*The problem*
Transcribe the whole listing below without changing a word, but leave out every image.

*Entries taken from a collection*

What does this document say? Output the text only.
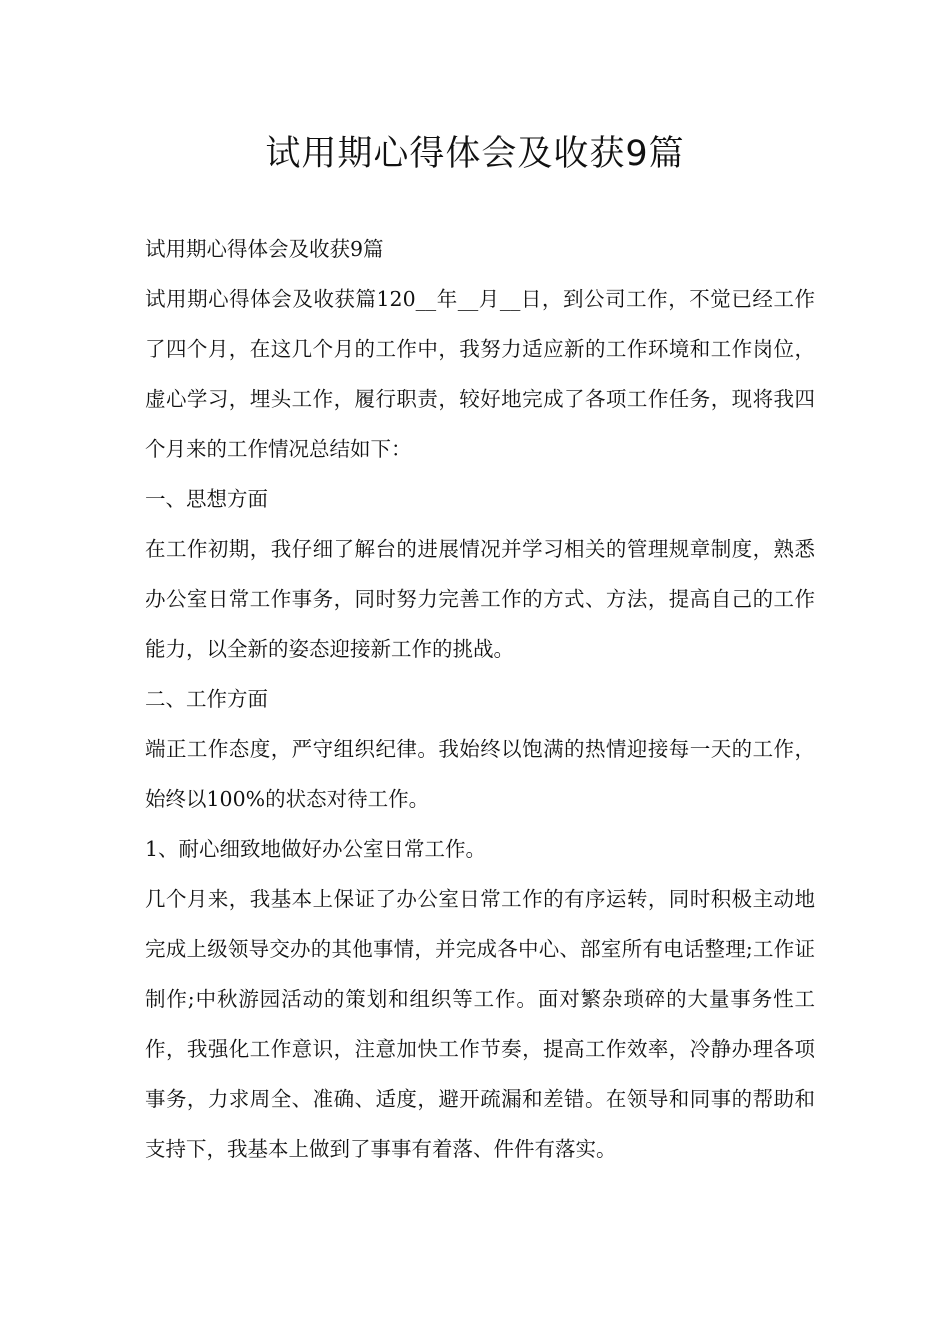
试用期心得体会及收获9篇

试用期心得体会及收获9篇

试用期心得体会及收获篇120__年__月__日，到公司工作，不觉已经工作了四个月，在这几个月的工作中，我努力适应新的工作环境和工作岗位，虚心学习，埋头工作，履行职责，较好地完成了各项工作任务，现将我四个月来的工作情况总结如下：

一、思想方面

在工作初期，我仔细了解台的进展情况并学习相关的管理规章制度，熟悉办公室日常工作事务，同时努力完善工作的方式、方法，提高自己的工作能力，以全新的姿态迎接新工作的挑战。

二、工作方面

端正工作态度，严守组织纪律。我始终以饱满的热情迎接每一天的工作，始终以100%的状态对待工作。

1、耐心细致地做好办公室日常工作。

几个月来，我基本上保证了办公室日常工作的有序运转，同时积极主动地完成上级领导交办的其他事情，并完成各中心、部室所有电话整理;工作证制作;中秋游园活动的策划和组织等工作。面对繁杂琐碎的大量事务性工作，我强化工作意识，注意加快工作节奏，提高工作效率，冷静办理各项事务，力求周全、准确、适度，避开疏漏和差错。在领导和同事的帮助和支持下，我基本上做到了事事有着落、件件有落实。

*Complete response*
What does this document say? Output the text only.
试用期心得体会及收获9篇

试用期心得体会及收获9篇

试用期心得体会及收获篇120__年__月__日，到公司工作，不觉已经工作了四个月，在这几个月的工作中，我努力适应新的工作环境和工作岗位，虚心学习，埋头工作，履行职责，较好地完成了各项工作任务，现将我四个月来的工作情况总结如下：

一、思想方面

在工作初期，我仔细了解台的进展情况并学习相关的管理规章制度，熟悉办公室日常工作事务，同时努力完善工作的方式、方法，提高自己的工作能力，以全新的姿态迎接新工作的挑战。

二、工作方面

端正工作态度，严守组织纪律。我始终以饱满的热情迎接每一天的工作，始终以100%的状态对待工作。

1、耐心细致地做好办公室日常工作。

几个月来，我基本上保证了办公室日常工作的有序运转，同时积极主动地完成上级领导交办的其他事情，并完成各中心、部室所有电话整理;工作证制作;中秋游园活动的策划和组织等工作。面对繁杂琐碎的大量事务性工作，我强化工作意识，注意加快工作节奏，提高工作效率，冷静办理各项事务，力求周全、准确、适度，避开疏漏和差错。在领导和同事的帮助和支持下，我基本上做到了事事有着落、件件有落实。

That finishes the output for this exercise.